Given exercise. Your task is to output the data exactly as it stands.

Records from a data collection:

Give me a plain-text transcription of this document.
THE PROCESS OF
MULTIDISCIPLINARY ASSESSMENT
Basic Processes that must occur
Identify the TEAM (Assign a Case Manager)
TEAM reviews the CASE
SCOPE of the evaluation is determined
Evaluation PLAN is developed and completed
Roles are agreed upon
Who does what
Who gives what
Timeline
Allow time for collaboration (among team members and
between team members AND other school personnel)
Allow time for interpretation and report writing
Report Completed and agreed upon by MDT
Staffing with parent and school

Answer for this exercise.
Give me a plain-text transcription of this document.
THE PROCESS OF
MULTIDISCIPLINARY ASSESSMENT
Basic Processes that must occur
Identify the TEAM (Assign a Case Manager)
TEAM reviews the CASE
SCOPE of the evaluation is determined
Evaluation PLAN is developed and completed
Roles are agreed upon
Who does what
Who gives what
Timeline
Allow time for collaboration (among team members and
between team members AND other school personnel)
Allow time for interpretation and report writing
Report Completed and agreed upon by MDT
Staffing with parent and school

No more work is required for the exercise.